DATASET EXCERPTS:
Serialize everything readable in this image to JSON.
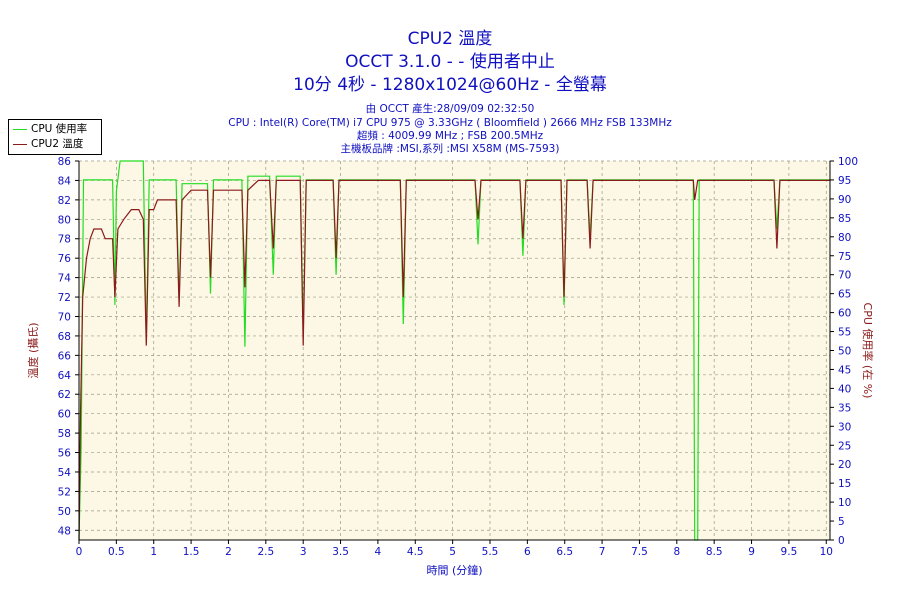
{
  "title": {
    "line1": "CPU2 溫度",
    "line2": "OCCT 3.1.0 -  - 使用者中止",
    "line3": "10分 4秒 - 1280x1024@60Hz - 全螢幕"
  },
  "info": {
    "line1": "由 OCCT 產生:28/09/09 02:32:50",
    "line2": "CPU : Intel(R) Core(TM) i7 CPU 975 @ 3.33GHz ( Bloomfield ) 2666 MHz FSB 133MHz",
    "line3": "超頻 : 4009.99 MHz ; FSB 200.5MHz",
    "line4": "主機板品牌 :MSI,系列 :MSI X58M (MS-7593)"
  },
  "colors": {
    "cpu_usage": "#22dd22",
    "cpu2_temp": "#8b1a1a",
    "plot_bg": "#fdf8e6",
    "grid": "#9a9a80",
    "text": "#1010c0",
    "axis_label_left": "#8b1a1a",
    "axis_label_right": "#8b1a1a"
  },
  "chart_data": {
    "type": "line",
    "title": "CPU2 溫度",
    "xlabel": "時間 (分鐘)",
    "ylabel_left": "溫度 (攝氏)",
    "ylabel_right": "CPU 使用率 (在 %)",
    "xlim": [
      0,
      10.05
    ],
    "ylim_left": [
      47,
      86
    ],
    "ylim_right": [
      0,
      100
    ],
    "x_ticks": [
      "0",
      "0.5",
      "1",
      "1.5",
      "2",
      "2.5",
      "3",
      "3.5",
      "4",
      "4.5",
      "5",
      "5.5",
      "6",
      "6.5",
      "7",
      "7.5",
      "8",
      "8.5",
      "9",
      "9.5",
      "10"
    ],
    "y_left_ticks": [
      "48",
      "50",
      "52",
      "54",
      "56",
      "58",
      "60",
      "62",
      "64",
      "66",
      "68",
      "70",
      "72",
      "74",
      "76",
      "78",
      "80",
      "82",
      "84",
      "86"
    ],
    "y_right_ticks": [
      "0",
      "5",
      "10",
      "15",
      "20",
      "25",
      "30",
      "35",
      "40",
      "45",
      "50",
      "55",
      "60",
      "65",
      "70",
      "75",
      "80",
      "85",
      "90",
      "95",
      "100"
    ],
    "grid": true,
    "legend_position": "top-left",
    "series": [
      {
        "name": "CPU 使用率",
        "axis": "right",
        "points": [
          [
            0,
            0
          ],
          [
            0.03,
            25
          ],
          [
            0.06,
            95
          ],
          [
            0.45,
            95
          ],
          [
            0.48,
            62
          ],
          [
            0.5,
            92
          ],
          [
            0.55,
            100
          ],
          [
            0.86,
            100
          ],
          [
            0.9,
            52
          ],
          [
            0.94,
            95
          ],
          [
            1.3,
            95
          ],
          [
            1.34,
            63
          ],
          [
            1.38,
            94
          ],
          [
            1.72,
            94
          ],
          [
            1.76,
            65
          ],
          [
            1.8,
            95
          ],
          [
            2.18,
            95
          ],
          [
            2.22,
            51
          ],
          [
            2.26,
            96
          ],
          [
            2.55,
            96
          ],
          [
            2.6,
            70
          ],
          [
            2.64,
            96
          ],
          [
            2.96,
            96
          ],
          [
            3.0,
            55
          ],
          [
            3.04,
            95
          ],
          [
            3.4,
            95
          ],
          [
            3.44,
            70
          ],
          [
            3.48,
            95
          ],
          [
            4.3,
            95
          ],
          [
            4.34,
            57
          ],
          [
            4.38,
            95
          ],
          [
            5.3,
            95
          ],
          [
            5.34,
            78
          ],
          [
            5.38,
            95
          ],
          [
            5.9,
            95
          ],
          [
            5.94,
            75
          ],
          [
            5.98,
            95
          ],
          [
            6.45,
            95
          ],
          [
            6.49,
            62
          ],
          [
            6.53,
            95
          ],
          [
            6.8,
            95
          ],
          [
            6.84,
            80
          ],
          [
            6.88,
            95
          ],
          [
            8.22,
            95
          ],
          [
            8.24,
            0
          ],
          [
            8.28,
            0
          ],
          [
            8.3,
            95
          ],
          [
            9.3,
            95
          ],
          [
            9.34,
            82
          ],
          [
            9.38,
            95
          ],
          [
            10.05,
            95
          ]
        ]
      },
      {
        "name": "CPU2 溫度",
        "axis": "left",
        "points": [
          [
            0,
            47
          ],
          [
            0.02,
            60
          ],
          [
            0.05,
            72
          ],
          [
            0.1,
            76
          ],
          [
            0.15,
            78
          ],
          [
            0.2,
            79
          ],
          [
            0.3,
            79
          ],
          [
            0.35,
            78
          ],
          [
            0.45,
            78
          ],
          [
            0.48,
            72
          ],
          [
            0.52,
            79
          ],
          [
            0.6,
            80
          ],
          [
            0.7,
            81
          ],
          [
            0.8,
            81
          ],
          [
            0.86,
            80
          ],
          [
            0.9,
            67
          ],
          [
            0.94,
            81
          ],
          [
            1.0,
            81
          ],
          [
            1.05,
            82
          ],
          [
            1.3,
            82
          ],
          [
            1.34,
            71
          ],
          [
            1.38,
            82
          ],
          [
            1.5,
            83
          ],
          [
            1.72,
            83
          ],
          [
            1.76,
            74
          ],
          [
            1.8,
            83
          ],
          [
            2.18,
            83
          ],
          [
            2.22,
            73
          ],
          [
            2.26,
            83
          ],
          [
            2.4,
            84
          ],
          [
            2.55,
            84
          ],
          [
            2.6,
            77
          ],
          [
            2.64,
            84
          ],
          [
            2.96,
            84
          ],
          [
            3.0,
            67
          ],
          [
            3.04,
            84
          ],
          [
            3.4,
            84
          ],
          [
            3.44,
            76
          ],
          [
            3.48,
            84
          ],
          [
            4.0,
            84
          ],
          [
            4.3,
            84
          ],
          [
            4.34,
            72
          ],
          [
            4.38,
            84
          ],
          [
            5.3,
            84
          ],
          [
            5.34,
            80
          ],
          [
            5.38,
            84
          ],
          [
            5.9,
            84
          ],
          [
            5.94,
            78
          ],
          [
            5.98,
            84
          ],
          [
            6.45,
            84
          ],
          [
            6.49,
            72
          ],
          [
            6.53,
            84
          ],
          [
            6.8,
            84
          ],
          [
            6.84,
            77
          ],
          [
            6.88,
            84
          ],
          [
            8.22,
            84
          ],
          [
            8.24,
            82
          ],
          [
            8.28,
            84
          ],
          [
            9.3,
            84
          ],
          [
            9.34,
            77
          ],
          [
            9.38,
            84
          ],
          [
            10.05,
            84
          ]
        ]
      }
    ]
  }
}
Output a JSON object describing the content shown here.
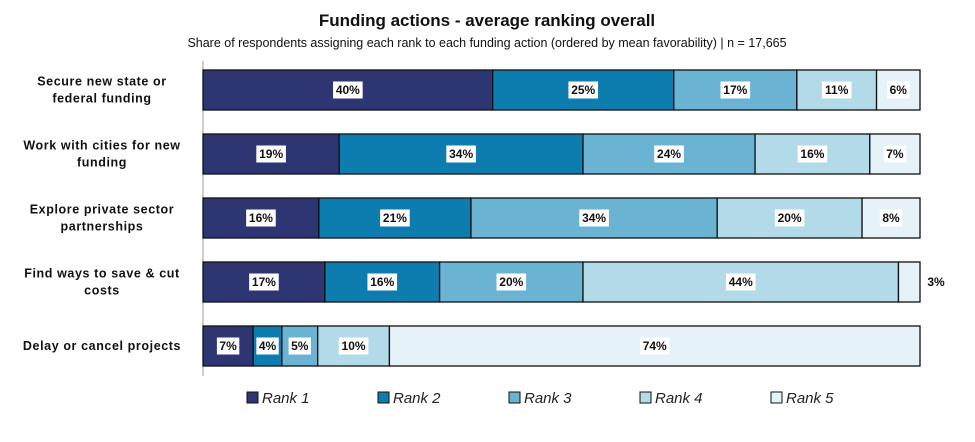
{
  "chart_data": {
    "type": "bar",
    "orientation": "horizontal",
    "stacked": true,
    "percent_stacked": true,
    "title": "Funding actions - average ranking overall",
    "subtitle": "Share of respondents assigning each rank to each funding action (ordered by mean favorability) | n = 17,665",
    "categories": [
      "Secure new state or federal funding",
      "Work with cities for new funding",
      "Explore private sector partnerships",
      "Find ways to save & cut costs",
      "Delay or cancel projects"
    ],
    "series": [
      {
        "name": "Rank 1",
        "color": "#2d3672",
        "values": [
          40,
          19,
          16,
          17,
          7
        ]
      },
      {
        "name": "Rank 2",
        "color": "#0d7db0",
        "values": [
          25,
          34,
          21,
          16,
          4
        ]
      },
      {
        "name": "Rank 3",
        "color": "#6ab3d3",
        "values": [
          17,
          24,
          34,
          20,
          5
        ]
      },
      {
        "name": "Rank 4",
        "color": "#b3dae9",
        "values": [
          11,
          16,
          20,
          44,
          10
        ]
      },
      {
        "name": "Rank 5",
        "color": "#e5f2f8",
        "values": [
          6,
          7,
          8,
          3,
          74
        ]
      }
    ],
    "value_suffix": "%",
    "legend_position": "bottom",
    "grid": false
  }
}
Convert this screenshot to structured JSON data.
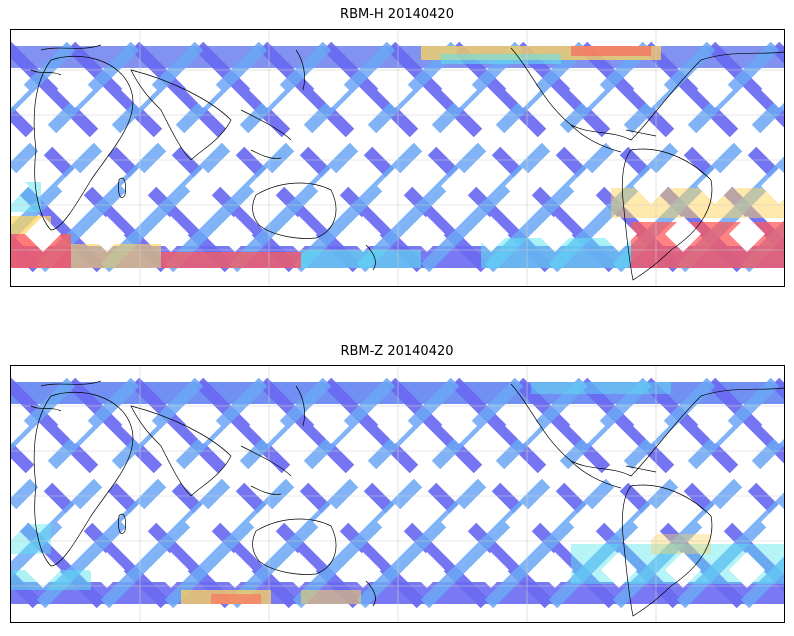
{
  "panels": [
    {
      "title": "RBM-H 20140420",
      "band_color_north": "#7a8cf0",
      "band_color_mid": "#6a6af2",
      "hot_color": "#ff5a5a",
      "warm_color": "#ffd35a",
      "cool_color": "#5ee6f0"
    },
    {
      "title": "RBM-Z 20140420",
      "band_color_north": "#6a8af2",
      "band_color_mid": "#6a6af2",
      "hot_color": "#ff6a5a",
      "warm_color": "#ffd35a",
      "cool_color": "#5ee6f0"
    }
  ],
  "colors": {
    "track_main": "#6a6af2",
    "track_light": "#6aa8f5",
    "coast": "#000000",
    "grid": "#cccccc"
  }
}
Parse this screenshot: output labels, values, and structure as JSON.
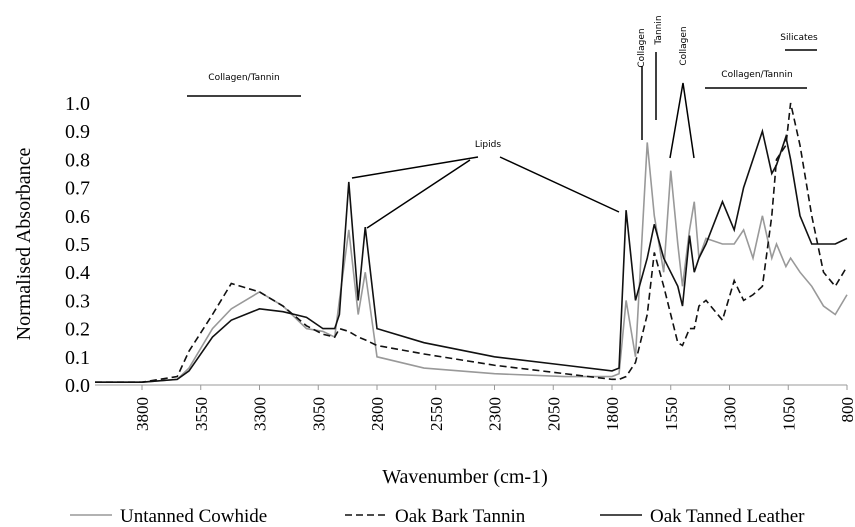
{
  "chart_data": {
    "type": "line",
    "y_label": "Normalised Absorbance",
    "x_label": "Wavenumber (cm-1)",
    "annotations": [
      "Collagen/Tannin",
      "Lipids",
      "Collagen",
      "Tannin",
      "Collagen",
      "Collagen/Tannin",
      "Silicates"
    ],
    "x": [
      4000,
      3800,
      3650,
      3600,
      3500,
      3420,
      3300,
      3200,
      3100,
      3030,
      2980,
      2960,
      2920,
      2880,
      2850,
      2800,
      2600,
      2300,
      2000,
      1800,
      1770,
      1740,
      1700,
      1650,
      1620,
      1580,
      1550,
      1520,
      1500,
      1470,
      1450,
      1430,
      1400,
      1330,
      1280,
      1240,
      1200,
      1160,
      1120,
      1100,
      1060,
      1040,
      1000,
      950,
      900,
      850,
      800
    ],
    "series": [
      {
        "name": "Untanned Cowhide",
        "color": "#999999",
        "line_style": "solid",
        "values": [
          0.01,
          0.01,
          0.02,
          0.06,
          0.2,
          0.27,
          0.33,
          0.28,
          0.2,
          0.19,
          0.17,
          0.3,
          0.55,
          0.25,
          0.4,
          0.1,
          0.06,
          0.04,
          0.03,
          0.03,
          0.04,
          0.3,
          0.1,
          0.86,
          0.6,
          0.4,
          0.76,
          0.5,
          0.35,
          0.55,
          0.65,
          0.45,
          0.52,
          0.5,
          0.5,
          0.55,
          0.45,
          0.6,
          0.45,
          0.5,
          0.42,
          0.45,
          0.4,
          0.35,
          0.28,
          0.25,
          0.32
        ]
      },
      {
        "name": "Oak Bark Tannin",
        "color": "#111111",
        "line_style": "dashed",
        "values": [
          0.01,
          0.01,
          0.03,
          0.12,
          0.25,
          0.36,
          0.33,
          0.28,
          0.21,
          0.18,
          0.17,
          0.2,
          0.19,
          0.17,
          0.16,
          0.14,
          0.11,
          0.07,
          0.04,
          0.02,
          0.02,
          0.03,
          0.08,
          0.25,
          0.47,
          0.35,
          0.25,
          0.15,
          0.14,
          0.2,
          0.2,
          0.28,
          0.3,
          0.23,
          0.37,
          0.3,
          0.32,
          0.35,
          0.6,
          0.8,
          0.85,
          1.0,
          0.85,
          0.6,
          0.4,
          0.35,
          0.42
        ]
      },
      {
        "name": "Oak Tanned Leather",
        "color": "#111111",
        "line_style": "solid",
        "values": [
          0.01,
          0.01,
          0.02,
          0.05,
          0.17,
          0.23,
          0.27,
          0.26,
          0.24,
          0.2,
          0.2,
          0.25,
          0.72,
          0.3,
          0.56,
          0.2,
          0.15,
          0.1,
          0.07,
          0.05,
          0.06,
          0.62,
          0.3,
          0.45,
          0.57,
          0.45,
          0.4,
          0.35,
          0.28,
          0.53,
          0.4,
          0.45,
          0.5,
          0.65,
          0.55,
          0.7,
          0.8,
          0.9,
          0.75,
          0.78,
          0.88,
          0.8,
          0.6,
          0.5,
          0.5,
          0.5,
          0.52
        ]
      }
    ],
    "xlim": [
      4000,
      800
    ],
    "xticks": [
      3800,
      3550,
      3300,
      3050,
      2800,
      2550,
      2300,
      2050,
      1800,
      1550,
      1300,
      1050,
      800
    ],
    "ylim": [
      0,
      1
    ],
    "yticks": [
      {
        "value": 0,
        "label": "0.0"
      },
      0.1,
      0.2,
      0.3,
      0.4,
      0.5,
      0.6,
      0.7,
      0.8,
      0.9,
      {
        "value": 1,
        "label": "1.0"
      }
    ],
    "legend": "bottom"
  }
}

WRITTEN EXERCISE: Pick out each line in the material containing "name".

REPLY TO THE TASK:
        "name": "CPU 使用率",
        "name": "CPU2 溫度",
        "name": "Rank 1",
        "name": "Rank 2",
        "name": "Rank 3",
        "name": "Rank 4",
        "name": "Rank 5",
        "name": "Untanned Cowhide",
        "name": "Oak Bark Tannin",
        "name": "Oak Tanned Leather",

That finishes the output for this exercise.